TASK INPUTS:
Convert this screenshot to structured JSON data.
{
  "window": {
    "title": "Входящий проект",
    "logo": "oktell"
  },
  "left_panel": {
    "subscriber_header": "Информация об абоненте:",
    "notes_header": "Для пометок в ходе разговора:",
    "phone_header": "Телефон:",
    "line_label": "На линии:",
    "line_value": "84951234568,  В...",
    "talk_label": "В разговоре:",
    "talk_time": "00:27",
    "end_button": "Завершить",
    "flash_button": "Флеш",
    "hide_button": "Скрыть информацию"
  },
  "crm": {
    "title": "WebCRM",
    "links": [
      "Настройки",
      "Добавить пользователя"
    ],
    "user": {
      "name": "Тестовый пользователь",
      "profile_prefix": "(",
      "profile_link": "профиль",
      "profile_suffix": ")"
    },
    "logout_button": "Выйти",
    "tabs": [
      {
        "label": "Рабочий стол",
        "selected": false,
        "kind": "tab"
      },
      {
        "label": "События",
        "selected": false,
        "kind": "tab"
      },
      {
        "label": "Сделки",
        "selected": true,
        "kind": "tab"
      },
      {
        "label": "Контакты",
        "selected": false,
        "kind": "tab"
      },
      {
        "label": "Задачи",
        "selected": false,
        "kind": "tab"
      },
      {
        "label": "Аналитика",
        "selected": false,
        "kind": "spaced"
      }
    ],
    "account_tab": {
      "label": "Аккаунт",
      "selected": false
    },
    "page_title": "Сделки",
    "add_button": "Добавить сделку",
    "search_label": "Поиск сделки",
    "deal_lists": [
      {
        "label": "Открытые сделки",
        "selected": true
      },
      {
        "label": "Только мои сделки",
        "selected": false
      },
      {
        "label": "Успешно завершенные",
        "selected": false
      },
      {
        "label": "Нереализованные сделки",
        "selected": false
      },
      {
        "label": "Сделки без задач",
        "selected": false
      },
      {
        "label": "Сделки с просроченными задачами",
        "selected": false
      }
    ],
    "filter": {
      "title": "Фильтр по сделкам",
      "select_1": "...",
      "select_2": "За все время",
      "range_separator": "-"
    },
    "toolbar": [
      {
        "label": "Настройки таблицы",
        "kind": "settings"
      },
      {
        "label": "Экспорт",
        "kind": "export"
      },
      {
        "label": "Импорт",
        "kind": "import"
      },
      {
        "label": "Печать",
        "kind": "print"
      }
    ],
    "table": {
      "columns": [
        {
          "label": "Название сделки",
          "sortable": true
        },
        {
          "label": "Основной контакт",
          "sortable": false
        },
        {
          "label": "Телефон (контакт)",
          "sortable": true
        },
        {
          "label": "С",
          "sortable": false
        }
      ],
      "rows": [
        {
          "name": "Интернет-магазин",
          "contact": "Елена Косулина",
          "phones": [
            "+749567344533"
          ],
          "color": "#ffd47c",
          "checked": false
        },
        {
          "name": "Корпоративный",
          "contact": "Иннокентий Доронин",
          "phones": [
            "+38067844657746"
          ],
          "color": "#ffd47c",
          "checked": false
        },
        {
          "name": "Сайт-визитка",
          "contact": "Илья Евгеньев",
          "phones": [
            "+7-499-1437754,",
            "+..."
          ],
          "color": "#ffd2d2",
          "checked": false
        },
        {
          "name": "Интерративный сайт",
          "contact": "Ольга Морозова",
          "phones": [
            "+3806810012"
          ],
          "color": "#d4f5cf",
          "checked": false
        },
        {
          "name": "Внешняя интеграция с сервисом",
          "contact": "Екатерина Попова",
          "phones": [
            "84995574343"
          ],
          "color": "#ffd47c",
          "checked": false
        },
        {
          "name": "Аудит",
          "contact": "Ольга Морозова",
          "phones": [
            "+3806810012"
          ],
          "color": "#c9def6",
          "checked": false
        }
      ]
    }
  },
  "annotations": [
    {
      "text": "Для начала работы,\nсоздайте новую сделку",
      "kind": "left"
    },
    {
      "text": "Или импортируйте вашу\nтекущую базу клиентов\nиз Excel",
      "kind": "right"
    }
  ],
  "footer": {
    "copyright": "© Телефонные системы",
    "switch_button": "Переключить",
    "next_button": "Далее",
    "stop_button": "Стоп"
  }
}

STATED PROBLEM: Extract every record and return it verbatim.

RESPONSE FOR THIS EXERCISE:
Convert this screenshot to structured JSON data.
{
  "window": {
    "title": "Входящий проект",
    "logo": "oktell"
  },
  "left_panel": {
    "subscriber_header": "Информация об абоненте:",
    "notes_header": "Для пометок в ходе разговора:",
    "phone_header": "Телефон:",
    "line_label": "На линии:",
    "line_value": "84951234568,  В...",
    "talk_label": "В разговоре:",
    "talk_time": "00:27",
    "end_button": "Завершить",
    "flash_button": "Флеш",
    "hide_button": "Скрыть информацию"
  },
  "crm": {
    "title": "WebCRM",
    "links": [
      "Настройки",
      "Добавить пользователя"
    ],
    "user": {
      "name": "Тестовый пользователь",
      "profile_prefix": "(",
      "profile_link": "профиль",
      "profile_suffix": ")"
    },
    "logout_button": "Выйти",
    "tabs": [
      {
        "label": "Рабочий стол",
        "selected": false,
        "kind": "tab"
      },
      {
        "label": "События",
        "selected": false,
        "kind": "tab"
      },
      {
        "label": "Сделки",
        "selected": true,
        "kind": "tab"
      },
      {
        "label": "Контакты",
        "selected": false,
        "kind": "tab"
      },
      {
        "label": "Задачи",
        "selected": false,
        "kind": "tab"
      },
      {
        "label": "Аналитика",
        "selected": false,
        "kind": "spaced"
      }
    ],
    "account_tab": {
      "label": "Аккаунт",
      "selected": false
    },
    "page_title": "Сделки",
    "add_button": "Добавить сделку",
    "search_label": "Поиск сделки",
    "deal_lists": [
      {
        "label": "Открытые сделки",
        "selected": true
      },
      {
        "label": "Только мои сделки",
        "selected": false
      },
      {
        "label": "Успешно завершенные",
        "selected": false
      },
      {
        "label": "Нереализованные сделки",
        "selected": false
      },
      {
        "label": "Сделки без задач",
        "selected": false
      },
      {
        "label": "Сделки с просроченными задачами",
        "selected": false
      }
    ],
    "filter": {
      "title": "Фильтр по сделкам",
      "select_1": "...",
      "select_2": "За все время",
      "range_separator": "-"
    },
    "toolbar": [
      {
        "label": "Настройки таблицы",
        "kind": "settings"
      },
      {
        "label": "Экспорт",
        "kind": "export"
      },
      {
        "label": "Импорт",
        "kind": "import"
      },
      {
        "label": "Печать",
        "kind": "print"
      }
    ],
    "table": {
      "columns": [
        {
          "label": "Название сделки",
          "sortable": true
        },
        {
          "label": "Основной контакт",
          "sortable": false
        },
        {
          "label": "Телефон (контакт)",
          "sortable": true
        },
        {
          "label": "С",
          "sortable": false
        }
      ],
      "rows": [
        {
          "name": "Интернет-магазин",
          "contact": "Елена Косулина",
          "phones": [
            "+749567344533"
          ],
          "color": "#ffd47c",
          "checked": false
        },
        {
          "name": "Корпоративный",
          "contact": "Иннокентий Доронин",
          "phones": [
            "+38067844657746"
          ],
          "color": "#ffd47c",
          "checked": false
        },
        {
          "name": "Сайт-визитка",
          "contact": "Илья Евгеньев",
          "phones": [
            "+7-499-1437754,",
            "+..."
          ],
          "color": "#ffd2d2",
          "checked": false
        },
        {
          "name": "Интерративный сайт",
          "contact": "Ольга Морозова",
          "phones": [
            "+3806810012"
          ],
          "color": "#d4f5cf",
          "checked": false
        },
        {
          "name": "Внешняя интеграция с сервисом",
          "contact": "Екатерина Попова",
          "phones": [
            "84995574343"
          ],
          "color": "#ffd47c",
          "checked": false
        },
        {
          "name": "Аудит",
          "contact": "Ольга Морозова",
          "phones": [
            "+3806810012"
          ],
          "color": "#c9def6",
          "checked": false
        }
      ]
    }
  },
  "annotations": [
    {
      "text": "Для начала работы,\nсоздайте новую сделку",
      "kind": "left"
    },
    {
      "text": "Или импортируйте вашу\nтекущую базу клиентов\nиз Excel",
      "kind": "right"
    }
  ],
  "footer": {
    "copyright": "© Телефонные системы",
    "switch_button": "Переключить",
    "next_button": "Далее",
    "stop_button": "Стоп"
  }
}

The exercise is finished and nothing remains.